■ Supplied material ■
——————————
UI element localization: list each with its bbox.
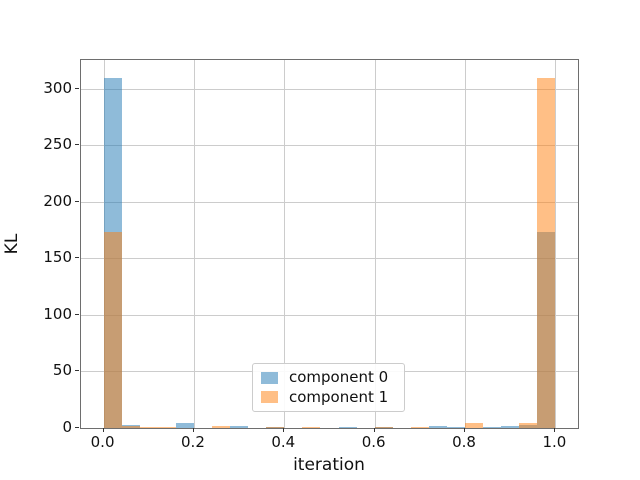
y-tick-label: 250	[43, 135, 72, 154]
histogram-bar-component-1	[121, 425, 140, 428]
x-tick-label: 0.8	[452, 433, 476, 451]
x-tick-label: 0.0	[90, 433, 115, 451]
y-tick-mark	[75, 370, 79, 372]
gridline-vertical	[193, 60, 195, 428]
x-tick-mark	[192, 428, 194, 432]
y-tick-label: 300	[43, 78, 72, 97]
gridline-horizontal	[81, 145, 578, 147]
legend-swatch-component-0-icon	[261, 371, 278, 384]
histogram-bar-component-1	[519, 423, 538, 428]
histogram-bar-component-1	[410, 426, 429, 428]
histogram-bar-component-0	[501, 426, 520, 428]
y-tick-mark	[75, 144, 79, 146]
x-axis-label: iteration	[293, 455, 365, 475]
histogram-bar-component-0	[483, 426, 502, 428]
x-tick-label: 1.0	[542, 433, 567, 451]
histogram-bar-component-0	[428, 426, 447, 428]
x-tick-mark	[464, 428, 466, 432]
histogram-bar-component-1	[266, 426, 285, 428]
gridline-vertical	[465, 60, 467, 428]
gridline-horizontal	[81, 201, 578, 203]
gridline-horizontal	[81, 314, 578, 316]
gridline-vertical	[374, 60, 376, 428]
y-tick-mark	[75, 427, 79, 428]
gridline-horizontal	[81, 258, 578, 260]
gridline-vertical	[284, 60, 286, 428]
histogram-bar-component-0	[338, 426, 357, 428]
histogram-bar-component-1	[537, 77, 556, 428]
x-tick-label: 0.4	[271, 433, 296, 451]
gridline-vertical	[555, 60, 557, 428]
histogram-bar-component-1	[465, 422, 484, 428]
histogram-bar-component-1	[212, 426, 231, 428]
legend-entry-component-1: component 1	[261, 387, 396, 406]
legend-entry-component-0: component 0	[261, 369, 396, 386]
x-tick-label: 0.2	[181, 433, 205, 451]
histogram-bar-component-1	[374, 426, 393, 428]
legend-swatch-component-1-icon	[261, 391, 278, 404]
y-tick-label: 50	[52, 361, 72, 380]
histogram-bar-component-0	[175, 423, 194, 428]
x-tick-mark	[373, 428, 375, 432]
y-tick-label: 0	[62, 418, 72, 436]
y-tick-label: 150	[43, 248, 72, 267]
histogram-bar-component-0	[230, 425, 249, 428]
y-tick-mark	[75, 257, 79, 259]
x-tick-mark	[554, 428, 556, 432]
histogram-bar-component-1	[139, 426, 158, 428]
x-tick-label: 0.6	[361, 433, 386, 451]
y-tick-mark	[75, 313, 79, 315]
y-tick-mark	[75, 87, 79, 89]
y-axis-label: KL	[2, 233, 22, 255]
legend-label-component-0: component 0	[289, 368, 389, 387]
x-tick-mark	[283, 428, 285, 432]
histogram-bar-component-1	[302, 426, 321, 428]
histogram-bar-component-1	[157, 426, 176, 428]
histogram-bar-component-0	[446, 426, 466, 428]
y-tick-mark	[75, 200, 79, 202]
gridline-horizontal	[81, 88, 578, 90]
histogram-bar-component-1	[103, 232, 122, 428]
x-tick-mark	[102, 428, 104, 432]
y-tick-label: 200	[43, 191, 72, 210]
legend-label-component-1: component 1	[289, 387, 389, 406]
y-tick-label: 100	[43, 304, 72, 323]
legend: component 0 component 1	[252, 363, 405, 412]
——————————
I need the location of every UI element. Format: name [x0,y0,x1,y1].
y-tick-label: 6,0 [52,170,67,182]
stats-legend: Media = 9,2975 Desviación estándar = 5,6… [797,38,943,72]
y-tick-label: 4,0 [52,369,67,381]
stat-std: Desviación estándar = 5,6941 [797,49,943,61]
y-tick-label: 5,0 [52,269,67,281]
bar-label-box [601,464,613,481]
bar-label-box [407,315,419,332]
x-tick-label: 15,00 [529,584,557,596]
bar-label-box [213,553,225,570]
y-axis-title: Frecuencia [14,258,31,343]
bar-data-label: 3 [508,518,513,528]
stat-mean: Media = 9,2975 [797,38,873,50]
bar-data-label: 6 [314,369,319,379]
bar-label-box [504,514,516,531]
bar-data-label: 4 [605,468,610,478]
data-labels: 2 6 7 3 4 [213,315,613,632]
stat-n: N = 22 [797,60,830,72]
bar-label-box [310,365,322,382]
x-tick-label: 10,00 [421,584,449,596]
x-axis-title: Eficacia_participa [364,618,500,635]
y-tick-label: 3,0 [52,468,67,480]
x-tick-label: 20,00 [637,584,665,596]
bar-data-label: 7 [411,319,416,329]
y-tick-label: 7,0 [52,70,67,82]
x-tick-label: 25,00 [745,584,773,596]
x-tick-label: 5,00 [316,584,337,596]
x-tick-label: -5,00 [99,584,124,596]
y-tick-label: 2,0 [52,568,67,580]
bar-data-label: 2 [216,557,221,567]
——————————
■ The problem ■
Filter the entries above down to the lines that contain the string "axis", and copy each of those lines in full.

■ Right answer ■
x-axis-label: iteration	[293, 455, 365, 475]
y-axis-label: KL	[2, 233, 22, 255]
y-axis-title: Frecuencia [14,258,31,343]
x-axis-title: Eficacia_participa [364,618,500,635]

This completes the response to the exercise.